* _Aim_: Retype each record below word for word. Leave the pictures out.

•••

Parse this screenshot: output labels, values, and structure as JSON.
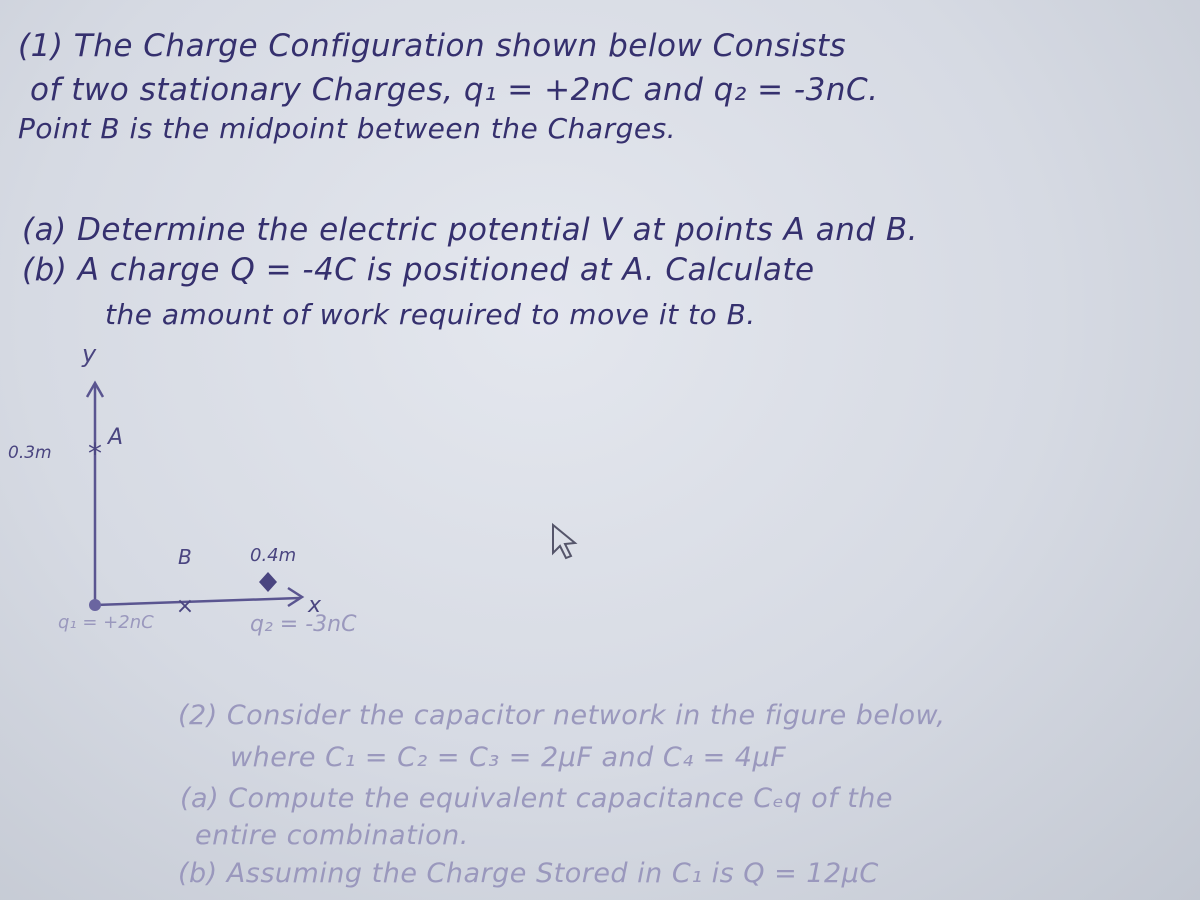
{
  "problems": [
    {
      "lines": [
        "(1) The Charge Configuration shown below Consists",
        "of two stationary Charges, q₁ = +2nC and q₂ = -3nC.",
        "Point B is the midpoint between the Charges.",
        "(a) Determine the electric potential V at points A and B.",
        "(b) A charge Q = -4C is positioned at A. Calculate",
        "the amount of work required to move it to B."
      ]
    },
    {
      "lines": [
        "(2) Consider the capacitor network in the figure below,",
        "where C₁ = C₂ = C₃ = 2μF and C₄ = 4μF",
        "(a) Compute the equivalent capacitance Cₑq of the",
        "entire combination.",
        "(b) Assuming the Charge Stored in C₁ is Q = 12μC"
      ]
    }
  ],
  "diagram": {
    "y_label": "y",
    "height_label": "0.3m",
    "point_a": "A",
    "point_b": "B",
    "width_label": "0.4m",
    "x_label": "x",
    "q1_label": "q₁ = +2nC",
    "q2_label": "q₂ = -3nC"
  }
}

•••

* _Full output_:
Parse this screenshot: output labels, values, and structure as JSON.
{
  "problems": [
    {
      "lines": [
        "(1) The Charge Configuration shown below Consists",
        "of two stationary Charges, q₁ = +2nC and q₂ = -3nC.",
        "Point B is the midpoint between the Charges.",
        "(a) Determine the electric potential V at points A and B.",
        "(b) A charge Q = -4C is positioned at A. Calculate",
        "the amount of work required to move it to B."
      ]
    },
    {
      "lines": [
        "(2) Consider the capacitor network in the figure below,",
        "where C₁ = C₂ = C₃ = 2μF and C₄ = 4μF",
        "(a) Compute the equivalent capacitance Cₑq of the",
        "entire combination.",
        "(b) Assuming the Charge Stored in C₁ is Q = 12μC"
      ]
    }
  ],
  "diagram": {
    "y_label": "y",
    "height_label": "0.3m",
    "point_a": "A",
    "point_b": "B",
    "width_label": "0.4m",
    "x_label": "x",
    "q1_label": "q₁ = +2nC",
    "q2_label": "q₂ = -3nC"
  }
}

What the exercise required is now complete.